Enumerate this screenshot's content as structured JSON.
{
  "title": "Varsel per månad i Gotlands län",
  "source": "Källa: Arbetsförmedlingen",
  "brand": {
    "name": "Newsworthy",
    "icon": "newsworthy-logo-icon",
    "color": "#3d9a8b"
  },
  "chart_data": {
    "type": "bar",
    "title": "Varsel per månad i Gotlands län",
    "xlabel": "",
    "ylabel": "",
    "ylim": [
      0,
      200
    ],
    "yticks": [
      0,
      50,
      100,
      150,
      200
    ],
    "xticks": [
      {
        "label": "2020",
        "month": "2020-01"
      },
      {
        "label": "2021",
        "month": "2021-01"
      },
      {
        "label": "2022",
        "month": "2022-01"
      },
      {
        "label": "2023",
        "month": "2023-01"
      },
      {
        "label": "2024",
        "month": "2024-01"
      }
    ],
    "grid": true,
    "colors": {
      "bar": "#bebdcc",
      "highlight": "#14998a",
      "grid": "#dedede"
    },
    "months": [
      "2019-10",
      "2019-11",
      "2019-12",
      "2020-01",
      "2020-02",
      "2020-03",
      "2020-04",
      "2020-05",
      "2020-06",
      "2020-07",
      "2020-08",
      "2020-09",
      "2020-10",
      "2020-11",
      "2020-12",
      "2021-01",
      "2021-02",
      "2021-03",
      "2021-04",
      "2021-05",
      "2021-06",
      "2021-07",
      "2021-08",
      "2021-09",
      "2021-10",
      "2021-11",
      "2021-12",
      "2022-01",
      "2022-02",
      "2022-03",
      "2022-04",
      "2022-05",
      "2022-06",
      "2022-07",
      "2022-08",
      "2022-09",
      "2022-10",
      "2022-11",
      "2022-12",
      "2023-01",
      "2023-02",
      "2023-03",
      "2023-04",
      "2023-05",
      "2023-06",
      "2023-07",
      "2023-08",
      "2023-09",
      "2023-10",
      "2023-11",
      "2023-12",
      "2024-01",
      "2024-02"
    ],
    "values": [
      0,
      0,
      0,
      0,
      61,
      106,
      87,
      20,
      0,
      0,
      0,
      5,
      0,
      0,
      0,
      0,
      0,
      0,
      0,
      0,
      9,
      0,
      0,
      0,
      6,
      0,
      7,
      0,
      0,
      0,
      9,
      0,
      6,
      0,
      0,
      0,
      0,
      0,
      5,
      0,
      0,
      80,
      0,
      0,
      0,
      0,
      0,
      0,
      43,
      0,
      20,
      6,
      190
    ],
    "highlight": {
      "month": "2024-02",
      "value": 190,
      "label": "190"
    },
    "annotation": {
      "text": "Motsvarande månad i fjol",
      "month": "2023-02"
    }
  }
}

........

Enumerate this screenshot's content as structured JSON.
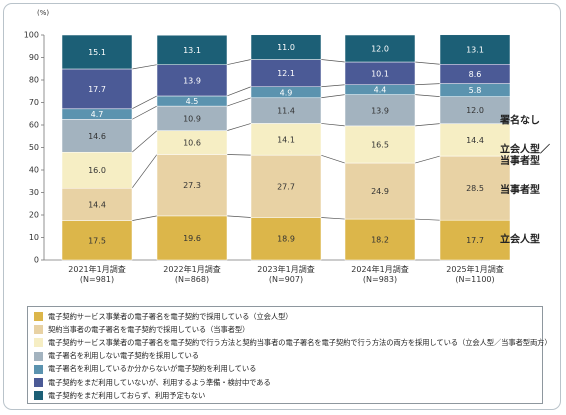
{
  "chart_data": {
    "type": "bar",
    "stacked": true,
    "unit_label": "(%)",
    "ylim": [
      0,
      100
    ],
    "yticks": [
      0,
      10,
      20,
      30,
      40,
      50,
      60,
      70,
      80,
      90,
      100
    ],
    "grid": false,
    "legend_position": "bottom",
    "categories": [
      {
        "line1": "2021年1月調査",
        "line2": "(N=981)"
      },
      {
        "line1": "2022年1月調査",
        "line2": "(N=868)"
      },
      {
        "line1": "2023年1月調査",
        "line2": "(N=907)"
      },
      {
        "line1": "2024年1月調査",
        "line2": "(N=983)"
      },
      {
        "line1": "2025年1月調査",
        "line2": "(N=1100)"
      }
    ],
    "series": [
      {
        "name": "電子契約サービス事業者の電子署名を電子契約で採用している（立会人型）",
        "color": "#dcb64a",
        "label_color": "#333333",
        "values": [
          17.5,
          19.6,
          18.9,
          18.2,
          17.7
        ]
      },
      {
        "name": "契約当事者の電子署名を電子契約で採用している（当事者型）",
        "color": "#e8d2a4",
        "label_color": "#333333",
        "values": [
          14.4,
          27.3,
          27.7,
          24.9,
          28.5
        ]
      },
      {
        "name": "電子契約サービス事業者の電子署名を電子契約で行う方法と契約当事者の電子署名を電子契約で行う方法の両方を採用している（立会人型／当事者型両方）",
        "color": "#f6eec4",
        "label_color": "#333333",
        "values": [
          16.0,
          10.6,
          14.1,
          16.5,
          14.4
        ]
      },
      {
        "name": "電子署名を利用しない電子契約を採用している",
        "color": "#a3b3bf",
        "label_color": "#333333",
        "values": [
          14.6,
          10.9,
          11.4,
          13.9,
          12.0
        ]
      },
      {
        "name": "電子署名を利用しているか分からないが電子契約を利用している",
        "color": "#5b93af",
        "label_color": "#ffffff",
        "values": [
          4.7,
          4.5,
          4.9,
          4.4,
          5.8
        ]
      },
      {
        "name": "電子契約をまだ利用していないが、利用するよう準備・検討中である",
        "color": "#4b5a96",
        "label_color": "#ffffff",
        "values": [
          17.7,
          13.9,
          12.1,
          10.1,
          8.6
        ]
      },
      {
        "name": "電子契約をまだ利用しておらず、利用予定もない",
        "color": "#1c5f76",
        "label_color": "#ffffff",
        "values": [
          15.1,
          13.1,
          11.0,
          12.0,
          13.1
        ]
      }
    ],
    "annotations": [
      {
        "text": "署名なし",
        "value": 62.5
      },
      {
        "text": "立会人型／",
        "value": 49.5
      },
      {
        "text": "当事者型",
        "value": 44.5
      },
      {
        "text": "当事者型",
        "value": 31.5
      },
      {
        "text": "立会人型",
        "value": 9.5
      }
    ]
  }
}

........

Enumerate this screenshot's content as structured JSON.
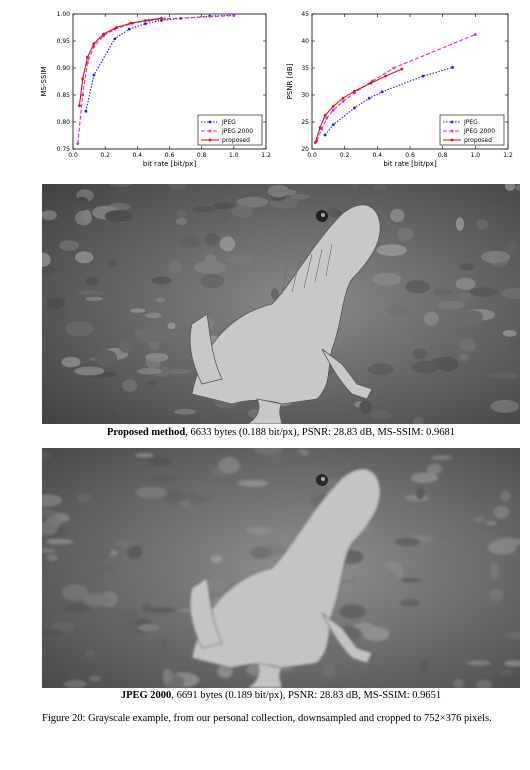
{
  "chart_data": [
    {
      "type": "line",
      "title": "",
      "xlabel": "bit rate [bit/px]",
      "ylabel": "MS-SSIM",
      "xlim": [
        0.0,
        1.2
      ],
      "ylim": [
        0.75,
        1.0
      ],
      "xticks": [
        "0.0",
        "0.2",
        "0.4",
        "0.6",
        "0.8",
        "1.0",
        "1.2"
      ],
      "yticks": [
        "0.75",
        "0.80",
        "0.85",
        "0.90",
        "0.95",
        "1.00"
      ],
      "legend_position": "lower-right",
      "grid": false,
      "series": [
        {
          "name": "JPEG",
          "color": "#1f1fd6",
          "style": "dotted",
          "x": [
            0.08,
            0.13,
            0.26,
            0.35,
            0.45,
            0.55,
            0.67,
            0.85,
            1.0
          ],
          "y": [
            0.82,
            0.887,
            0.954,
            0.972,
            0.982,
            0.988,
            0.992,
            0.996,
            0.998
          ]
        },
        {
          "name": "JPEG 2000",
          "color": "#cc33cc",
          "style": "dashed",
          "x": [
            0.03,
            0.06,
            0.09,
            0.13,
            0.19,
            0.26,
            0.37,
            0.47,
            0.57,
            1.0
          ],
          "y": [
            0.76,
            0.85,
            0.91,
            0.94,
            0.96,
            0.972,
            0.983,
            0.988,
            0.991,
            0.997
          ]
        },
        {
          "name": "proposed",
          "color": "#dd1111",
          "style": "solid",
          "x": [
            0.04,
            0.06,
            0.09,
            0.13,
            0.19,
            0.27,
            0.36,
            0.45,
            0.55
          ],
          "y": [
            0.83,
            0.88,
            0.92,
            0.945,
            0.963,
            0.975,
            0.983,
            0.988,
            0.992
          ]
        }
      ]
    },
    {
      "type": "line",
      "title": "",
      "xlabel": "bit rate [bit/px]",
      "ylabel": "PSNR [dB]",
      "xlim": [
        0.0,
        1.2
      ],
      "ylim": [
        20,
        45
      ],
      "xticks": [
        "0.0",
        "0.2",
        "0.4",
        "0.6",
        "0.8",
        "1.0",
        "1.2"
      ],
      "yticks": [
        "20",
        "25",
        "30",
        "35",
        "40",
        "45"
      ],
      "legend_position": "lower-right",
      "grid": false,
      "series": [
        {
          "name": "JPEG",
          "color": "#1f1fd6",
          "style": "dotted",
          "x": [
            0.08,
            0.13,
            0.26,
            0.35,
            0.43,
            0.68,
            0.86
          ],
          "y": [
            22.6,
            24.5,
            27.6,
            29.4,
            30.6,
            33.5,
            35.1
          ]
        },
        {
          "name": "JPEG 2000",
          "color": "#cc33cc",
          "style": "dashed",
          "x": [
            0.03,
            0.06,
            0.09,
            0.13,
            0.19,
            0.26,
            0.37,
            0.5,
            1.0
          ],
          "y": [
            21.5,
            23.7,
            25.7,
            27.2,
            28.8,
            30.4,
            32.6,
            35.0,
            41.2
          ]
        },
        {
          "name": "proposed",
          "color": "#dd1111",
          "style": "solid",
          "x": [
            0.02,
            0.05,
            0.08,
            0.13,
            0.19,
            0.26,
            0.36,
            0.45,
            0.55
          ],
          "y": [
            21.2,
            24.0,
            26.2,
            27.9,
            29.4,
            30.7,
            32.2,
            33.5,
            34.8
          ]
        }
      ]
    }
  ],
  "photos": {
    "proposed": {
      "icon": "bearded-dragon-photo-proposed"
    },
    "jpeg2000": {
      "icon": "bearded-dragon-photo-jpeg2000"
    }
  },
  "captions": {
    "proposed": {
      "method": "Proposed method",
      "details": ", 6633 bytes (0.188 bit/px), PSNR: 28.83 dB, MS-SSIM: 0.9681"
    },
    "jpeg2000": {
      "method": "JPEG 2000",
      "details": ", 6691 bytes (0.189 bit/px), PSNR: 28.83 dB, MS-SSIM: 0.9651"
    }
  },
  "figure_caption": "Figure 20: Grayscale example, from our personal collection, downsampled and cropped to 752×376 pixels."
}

........

▸ **Task details**
Look through the listing and extract every line with "method" in it.

▸ **In response**
      "method": "Proposed method",
      "method": "JPEG 2000",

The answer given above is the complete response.